Data shown.

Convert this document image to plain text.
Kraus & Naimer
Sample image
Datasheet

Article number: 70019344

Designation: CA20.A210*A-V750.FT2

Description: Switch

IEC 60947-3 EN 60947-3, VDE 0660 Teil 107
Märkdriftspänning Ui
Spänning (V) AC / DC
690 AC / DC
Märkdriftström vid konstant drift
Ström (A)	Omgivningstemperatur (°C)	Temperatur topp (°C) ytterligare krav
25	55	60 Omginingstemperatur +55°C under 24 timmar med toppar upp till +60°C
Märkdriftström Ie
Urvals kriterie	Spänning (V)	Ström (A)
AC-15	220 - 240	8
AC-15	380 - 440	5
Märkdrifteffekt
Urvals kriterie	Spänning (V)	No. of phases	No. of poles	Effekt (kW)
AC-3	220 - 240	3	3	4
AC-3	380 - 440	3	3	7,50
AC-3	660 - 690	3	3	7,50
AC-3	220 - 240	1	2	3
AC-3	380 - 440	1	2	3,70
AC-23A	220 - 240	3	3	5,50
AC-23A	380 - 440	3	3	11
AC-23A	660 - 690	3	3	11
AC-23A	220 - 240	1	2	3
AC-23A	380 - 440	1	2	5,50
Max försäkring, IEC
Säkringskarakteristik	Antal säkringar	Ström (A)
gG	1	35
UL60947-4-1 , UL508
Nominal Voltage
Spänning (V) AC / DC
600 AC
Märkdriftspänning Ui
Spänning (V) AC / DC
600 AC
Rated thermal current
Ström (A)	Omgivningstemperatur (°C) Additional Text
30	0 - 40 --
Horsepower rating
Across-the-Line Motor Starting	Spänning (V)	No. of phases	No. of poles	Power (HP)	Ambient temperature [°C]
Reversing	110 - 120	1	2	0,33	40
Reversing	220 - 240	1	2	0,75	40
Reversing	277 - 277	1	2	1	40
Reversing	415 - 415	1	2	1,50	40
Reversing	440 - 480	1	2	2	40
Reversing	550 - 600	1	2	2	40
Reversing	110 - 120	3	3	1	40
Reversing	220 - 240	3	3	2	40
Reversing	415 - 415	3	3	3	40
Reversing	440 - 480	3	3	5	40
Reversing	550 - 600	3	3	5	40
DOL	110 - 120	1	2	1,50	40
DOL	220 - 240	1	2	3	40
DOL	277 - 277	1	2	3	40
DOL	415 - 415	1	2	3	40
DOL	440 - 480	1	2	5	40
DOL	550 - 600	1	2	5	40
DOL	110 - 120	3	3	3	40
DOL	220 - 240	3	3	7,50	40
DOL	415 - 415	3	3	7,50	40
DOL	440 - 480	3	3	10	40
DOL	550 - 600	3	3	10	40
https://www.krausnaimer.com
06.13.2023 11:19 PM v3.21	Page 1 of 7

To do. Go through the material above line by line and copy it exactly.

Expected answer.
Convert this document image to plain text.
Kraus & Naimer
Sample image
Datasheet

Article number: 70019344

Designation: CA20.A210*A-V750.FT2

Description: Switch

IEC 60947-3 EN 60947-3, VDE 0660 Teil 107
Märkdriftspänning Ui
Spänning (V) AC / DC
690 AC / DC
Märkdriftström vid konstant drift
Ström (A)	Omgivningstemperatur (°C)	Temperatur topp (°C) ytterligare krav
25	55	60 Omginingstemperatur +55°C under 24 timmar med toppar upp till +60°C
Märkdriftström Ie
Urvals kriterie	Spänning (V)	Ström (A)
AC-15	220 - 240	8
AC-15	380 - 440	5
Märkdrifteffekt
Urvals kriterie	Spänning (V)	No. of phases	No. of poles	Effekt (kW)
AC-3	220 - 240	3	3	4
AC-3	380 - 440	3	3	7,50
AC-3	660 - 690	3	3	7,50
AC-3	220 - 240	1	2	3
AC-3	380 - 440	1	2	3,70
AC-23A	220 - 240	3	3	5,50
AC-23A	380 - 440	3	3	11
AC-23A	660 - 690	3	3	11
AC-23A	220 - 240	1	2	3
AC-23A	380 - 440	1	2	5,50
Max försäkring, IEC
Säkringskarakteristik	Antal säkringar	Ström (A)
gG	1	35
UL60947-4-1 , UL508
Nominal Voltage
Spänning (V) AC / DC
600 AC
Märkdriftspänning Ui
Spänning (V) AC / DC
600 AC
Rated thermal current
Ström (A)	Omgivningstemperatur (°C) Additional Text
30	0 - 40 --
Horsepower rating
Across-the-Line Motor Starting	Spänning (V)	No. of phases	No. of poles	Power (HP)	Ambient temperature [°C]
Reversing	110 - 120	1	2	0,33	40
Reversing	220 - 240	1	2	0,75	40
Reversing	277 - 277	1	2	1	40
Reversing	415 - 415	1	2	1,50	40
Reversing	440 - 480	1	2	2	40
Reversing	550 - 600	1	2	2	40
Reversing	110 - 120	3	3	1	40
Reversing	220 - 240	3	3	2	40
Reversing	415 - 415	3	3	3	40
Reversing	440 - 480	3	3	5	40
Reversing	550 - 600	3	3	5	40
DOL	110 - 120	1	2	1,50	40
DOL	220 - 240	1	2	3	40
DOL	277 - 277	1	2	3	40
DOL	415 - 415	1	2	3	40
DOL	440 - 480	1	2	5	40
DOL	550 - 600	1	2	5	40
DOL	110 - 120	3	3	3	40
DOL	220 - 240	3	3	7,50	40
DOL	415 - 415	3	3	7,50	40
DOL	440 - 480	3	3	10	40
DOL	550 - 600	3	3	10	40
https://www.krausnaimer.com
06.13.2023 11:19 PM v3.21	Page 1 of 7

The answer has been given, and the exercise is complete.